Tim Cook at iPad event
Reuters
Tim Cook introduces the new iPad
Apple’s product launches may be the most obsessively-covered media events on the planet — presidential press conferences possibly excepted — but that doesn’t mean that people understand them.
Actually, as I mulled over today’s new iPad event and its implications, I’m struck by how little of the conventional wisdom about these rollouts feels like wisdom. Much of it is crude, out of date or just plain wrong. Including some of my own assumptions.
(PHOTOS: Apple Announces New iPad)
So here are seven things that a lot of people seem to believe they know about Apple’s events. The more attention you pay, the less they ring true. I think of them as, well, mythperceptions.
Conventional wisdom: Apple is astoundingly good at keeping its secrets secret. Everybody knows that Apple goes to absurd lengths to prevent anyone from knowing about its product plans until it’s ready to reveal them at an event like today’s bash. Except…it’s now the norm for most of the raw facts about new Apple hardware to leak ahead of time. A rational observer who knows which reporters to trust can usually figure out the gist of the news a day or three ahead of time.
The major points about the new iPad? It’s got a Retina display, LTE, a better camera and a faster chip, and the case design and battery life are holdovers from the iPad 2. All reported by reliable sources in recent days.

### RECORDS SHOWN
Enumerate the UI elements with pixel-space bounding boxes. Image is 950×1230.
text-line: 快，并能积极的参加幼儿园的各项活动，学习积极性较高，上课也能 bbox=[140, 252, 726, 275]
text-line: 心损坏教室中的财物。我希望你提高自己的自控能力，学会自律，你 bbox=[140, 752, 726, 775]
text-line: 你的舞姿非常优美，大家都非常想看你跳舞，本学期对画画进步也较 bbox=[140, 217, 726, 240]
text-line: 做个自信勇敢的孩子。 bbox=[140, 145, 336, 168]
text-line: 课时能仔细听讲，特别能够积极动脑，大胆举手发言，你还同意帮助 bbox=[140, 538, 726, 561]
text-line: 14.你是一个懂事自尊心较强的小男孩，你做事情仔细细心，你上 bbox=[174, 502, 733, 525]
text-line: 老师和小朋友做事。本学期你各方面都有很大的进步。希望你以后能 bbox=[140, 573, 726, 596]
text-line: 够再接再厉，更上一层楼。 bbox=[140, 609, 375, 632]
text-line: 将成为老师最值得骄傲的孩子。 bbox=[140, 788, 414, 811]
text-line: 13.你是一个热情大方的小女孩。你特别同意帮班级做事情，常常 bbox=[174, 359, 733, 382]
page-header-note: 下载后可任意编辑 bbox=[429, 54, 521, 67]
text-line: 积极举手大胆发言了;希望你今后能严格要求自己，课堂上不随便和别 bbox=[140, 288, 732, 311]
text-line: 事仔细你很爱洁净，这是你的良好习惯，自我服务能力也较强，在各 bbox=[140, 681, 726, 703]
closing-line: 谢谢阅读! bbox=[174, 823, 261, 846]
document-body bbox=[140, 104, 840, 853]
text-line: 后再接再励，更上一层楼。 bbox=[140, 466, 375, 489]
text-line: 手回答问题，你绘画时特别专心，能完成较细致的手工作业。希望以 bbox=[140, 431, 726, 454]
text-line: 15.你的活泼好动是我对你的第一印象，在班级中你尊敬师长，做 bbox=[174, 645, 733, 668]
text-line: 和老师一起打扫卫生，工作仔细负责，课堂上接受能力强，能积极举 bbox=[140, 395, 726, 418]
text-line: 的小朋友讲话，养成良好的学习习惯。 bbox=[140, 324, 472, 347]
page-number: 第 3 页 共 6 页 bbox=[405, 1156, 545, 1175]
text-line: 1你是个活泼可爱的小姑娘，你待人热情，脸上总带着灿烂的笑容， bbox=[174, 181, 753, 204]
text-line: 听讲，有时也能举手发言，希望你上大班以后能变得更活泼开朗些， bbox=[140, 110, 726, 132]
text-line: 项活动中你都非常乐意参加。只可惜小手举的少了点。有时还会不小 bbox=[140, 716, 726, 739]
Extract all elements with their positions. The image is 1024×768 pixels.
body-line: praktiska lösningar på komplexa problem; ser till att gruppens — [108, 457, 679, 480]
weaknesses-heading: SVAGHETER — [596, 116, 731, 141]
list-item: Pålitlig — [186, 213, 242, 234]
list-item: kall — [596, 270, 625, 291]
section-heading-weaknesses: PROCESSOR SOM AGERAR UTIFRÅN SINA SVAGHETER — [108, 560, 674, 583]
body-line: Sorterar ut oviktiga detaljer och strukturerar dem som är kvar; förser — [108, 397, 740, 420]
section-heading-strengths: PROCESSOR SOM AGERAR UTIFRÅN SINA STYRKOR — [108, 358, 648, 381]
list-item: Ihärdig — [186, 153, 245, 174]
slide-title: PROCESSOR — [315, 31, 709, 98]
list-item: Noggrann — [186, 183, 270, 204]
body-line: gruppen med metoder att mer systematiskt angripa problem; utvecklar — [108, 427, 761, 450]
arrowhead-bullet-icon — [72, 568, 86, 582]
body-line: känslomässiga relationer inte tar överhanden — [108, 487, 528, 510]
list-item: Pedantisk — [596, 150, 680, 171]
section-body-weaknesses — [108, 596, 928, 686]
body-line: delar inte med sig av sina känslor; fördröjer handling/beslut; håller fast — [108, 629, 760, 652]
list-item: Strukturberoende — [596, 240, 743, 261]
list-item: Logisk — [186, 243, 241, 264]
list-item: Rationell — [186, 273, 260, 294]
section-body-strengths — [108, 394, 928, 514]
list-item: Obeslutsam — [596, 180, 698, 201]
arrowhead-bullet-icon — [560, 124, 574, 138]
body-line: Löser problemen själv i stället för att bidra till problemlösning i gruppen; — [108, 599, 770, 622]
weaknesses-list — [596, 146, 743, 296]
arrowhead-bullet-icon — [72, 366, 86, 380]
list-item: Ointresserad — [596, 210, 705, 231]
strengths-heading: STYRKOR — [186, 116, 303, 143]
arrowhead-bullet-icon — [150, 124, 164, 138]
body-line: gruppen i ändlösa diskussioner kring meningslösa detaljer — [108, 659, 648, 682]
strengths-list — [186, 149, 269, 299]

### WORK INSTRUCTION
Please answer from the Apple iPad event text: what does it say the new iPad kept from the iPad 2?

### YOUR SOLUTION
The case design and battery life.